# [Passage given]
|---|
# Investigating the Impact of Cluster Sampling on the Size of the Training, Testing, and Validation Sets

When training the MVN NGBoost model on the drifter data, we must take eidstra care to ensure that information about the testing and validation sets is not inadvertedly introduced into the training data. The ~400,000 drifter observations that form our data set come from ~2000 unique drifters. We expect that observations taken by the same drifter are likely to be highly correlated so we ensure that all of the observations made by any single drifter are in precisely one of the training, testing or validation sets. Ensuring observations from each drifter are not split between sets will ensure that the training data does not contain any information about the testing or validation sets via correlation.

O'Malley et al. (2023) deal with this issue using cluster sampling. That is, spliting the data into clusters defined by their corresponding drifter ID, then randomly sampling the clusters into the training, testing, and validation sets containing 81%, 10% and 9% of the drifter IDs respectively. However, there is significant variation between the number of observations found in each of the drifter ID clusters meaning that the proportion of the overall data found in each of the sets may be significantly different than the nominal 81-10-9 split. At its most extreme, this discrepancy could result in testing and training sets that are of comporable sizes. 

In this notebook, we will investigate whether the sizes of the training, testing, and validation sets that result from 81-10-9 cluster sampling differ signficantly from the nominal 81-10-9 values.

In [39]:
# import modules and load data
import pandas as pd
import numpy as np
from scipy.stats import t,ttest_1samp
import os
import sys
sys.path.append(os.path.abspath(os.path.join(os.path.dirname('seaducks'), '..')))
from seaducks.model_selection import train_test_validation_split
from seaducks.config import config

path_to_data = '../data/filtered_nao_drifters_with_sst_gradient.h5'
data = pd.read_hdf(path_to_data)
# add day of the year as an index (to be added to the data later)
data['day_of_year'] = data['time'].apply(lambda t : t.timetuple().tm_yday)

## Testing

To identify if the actual sizes of the training, testing, and validation sets differ significantly from the nominal 81-10-9 values, we will cluster sample the data by drifter ID `N=100000` times and calculate the resulting proportions of the overall data made up by each of the three sets. 

In [11]:
number_of_samples = len(data.index)                                     # number of drifter observations
N = 100000                                                              # number of repeats for hypothesis tests

count_by_id = data.groupby('id').size()                                 # grouping observations by id
ids, size_by_id = np.array(count_by_id.index), np.array(count_by_id)   

We will test the impact of cluster sampling using the implementation carried out by O'Malley et al. (2023) and the implementation used in this package. By cycling through random seeds, we have also obtained a seed that results in training, testing, and validation set proportions that are close to the nominal values which we also include and is the default `random_state` in this package.
|---|
# [Collected material]
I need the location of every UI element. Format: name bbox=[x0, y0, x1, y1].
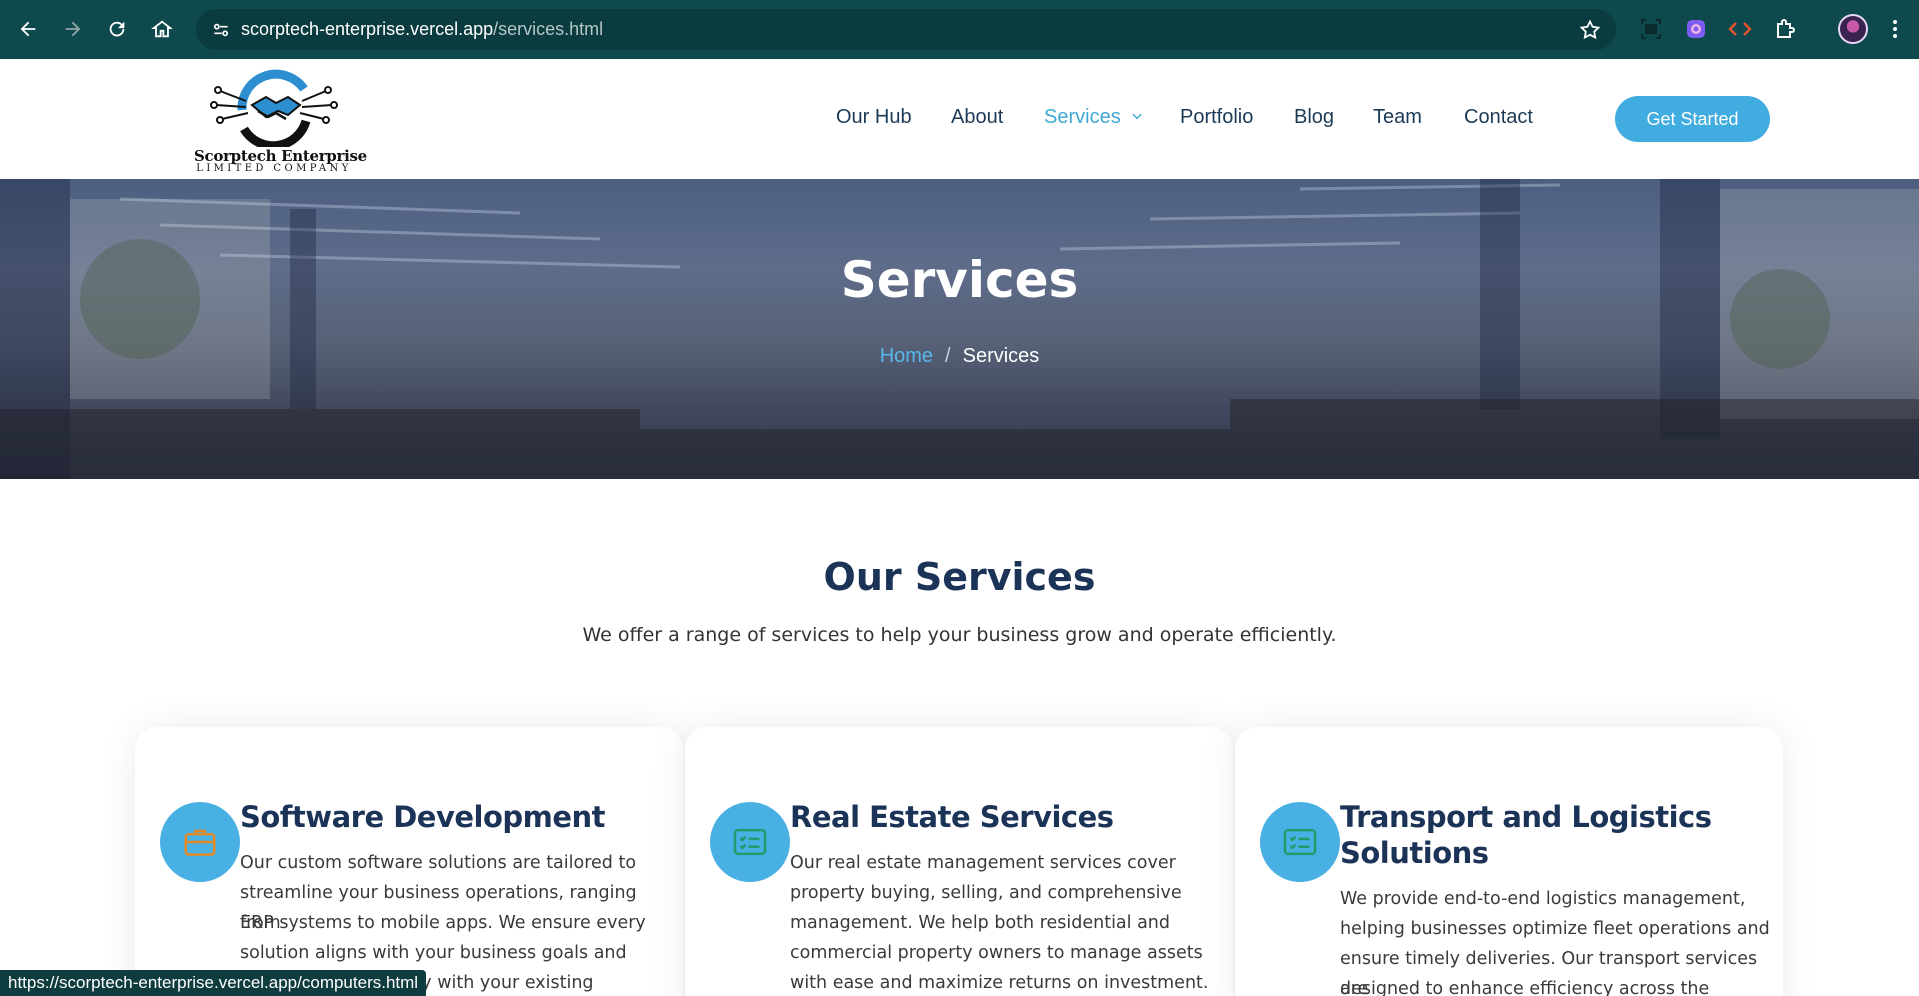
|---|
# [Challenges]
1 > Please rewrite the paragraph of the notebook on cluster sampling that begins "O'Malley et al. (2023) deal with this issue" as a short bulleted list that keeps its main facts.
2 > Decide whether each statement below agrees with the cluster sampling notebook, answering yes or no and quoting the words from the notebook that settle it.
(a) The data set consists of roughly 400,000 observations from roughly 2000 unique drifters.
(b) The data are cluster sampled by drifter ID 10,000 times.
(c) Observations from a single drifter can be divided between the training and testing sets.
3 > Extend the notebook on cluster sampling with a further paragraph that picks up directly after its final sentence.

# [Exercise results]
1 >
- O'Malley et al. (2023) address the issue with cluster sampling.
- The data are split into clusters by drifter ID.
- The clusters are then randomly assigned to training, testing and validation sets holding 81%, 10% and 9% of the drifter IDs.
- The number of observations in each drifter ID cluster varies considerably.
- Because of this, each set's share of the overall data may differ significantly from the nominal 81-10-9 split.
- In the most extreme case, the testing and training sets could end up of comparable sizes.

2 >
(a) Yes: "The ~400,000 drifter observations that form our data set come from ~2000 unique drifters."
(b) No: "we will cluster sample the data by drifter ID `N=100000` times"
(c) No: "we ensure that all of the observations made by any single drifter are in precisely one of the training, testing or validation sets"

3 >
In [15]:
# % ------------------------------------ O'Malley et al. (2023) implementation ------------------------------------------ %

'''MV_Prediction/experiments/dispatcher.py lines 31-39'''
def random_id_subset(ids, pc=0.1):
    unique_id = np.unique(ids)
    N_unique = len(unique_id)
    np.random.shuffle(unique_id)
    in_test = int(N_unique * pc)
    test_ids = unique_id[:in_test]
    test_mask = np.in1d(ids, test_ids)
    train_mask = np.invert(test_mask)
    return train_mask, test_mask

''' from MV_Prediction/experiments/dispatcher.py'''
N_runs = N                                             # L97 (adaptated)
shuffle_seed = 500                                              # L80
np.random.seed(shuffle_seed)                                    # L98
splits = [random_id_subset(ids) for _ in range(N_runs)]         # L99 (adapted)
total_data_size = count_by_id.sum()

OM_train_test_val_proportions = []

for (train_mask, test_mask) in splits:                                # L101 (adapted)
    test_ids = ids[test_mask]                                         # L103 (adapted)
    train_ids = ids[train_mask] # auxillary set                       # L106 (adapted)

    train_mask, valid_mask = random_id_subset(train_ids, pc=0.1)      # L48 (adapted)
    new_train_ids = train_ids[train_mask]
    valid_ids = train_ids[valid_mask]
    
    # get the proportion of each set
    train_size = (count_by_id[new_train_ids]).sum()
    test_size = (count_by_id[test_ids]).sum()
    validation_size = (count_by_id[valid_ids]).sum()

    OM_train_test_val_proportions.append([(count_by_id[new_train_ids]).sum(), (count_by_id[test_ids]).sum(),(count_by_id[valid_ids]).sum()])


OM_train_test_val_proportions = np.array(OM_train_test_val_proportions)/total_data_size

In [16]:
# % ----------------------------- SeaDucks implementation ----------------------------------- %

train_test_val_proportions = []

for ii in range(N):
    _,_,_,Y_train,Y_test,Y_val = train_test_validation_split(ids, size_by_id,
                                                             test_frac = 0.10, validation_frac = 0.09)
    train_test_val_proportions.append([sum(Y_train),sum(Y_test),sum(Y_val)])

train_test_val_proportions = np.array(train_test_val_proportions)/number_of_samples

In [80]:
# % ----------------------------- SeaDucks implementation with preselected seed ----------------------------------- %


_,_,_,Y_train,Y_test,Y_val = train_test_validation_split(ids, size_by_id,
                                                             test_frac = 0.10, validation_frac = 0.09,random_state=np.random.seed(63012))
train_test_val_proportions_seeded = ([sum(Y_train),sum(Y_test),sum(Y_val)])

train_test_val_proportions_seeded = np.array(train_test_val_proportions_seeded)/number_of_samples

### Two One-Sided Student's $t$-Tests (TOST)

Since we are working within an application, if the training, testing, validation split differs very slightly from 81-10-9, the impact of this will be negligible in practice so we will allow for the mean proportion to differ from 0.81 up to $\delta = 5\times 10^{-5}$. This tolerance will result in each of the three sets differing from nominal values by no more than 20 observation.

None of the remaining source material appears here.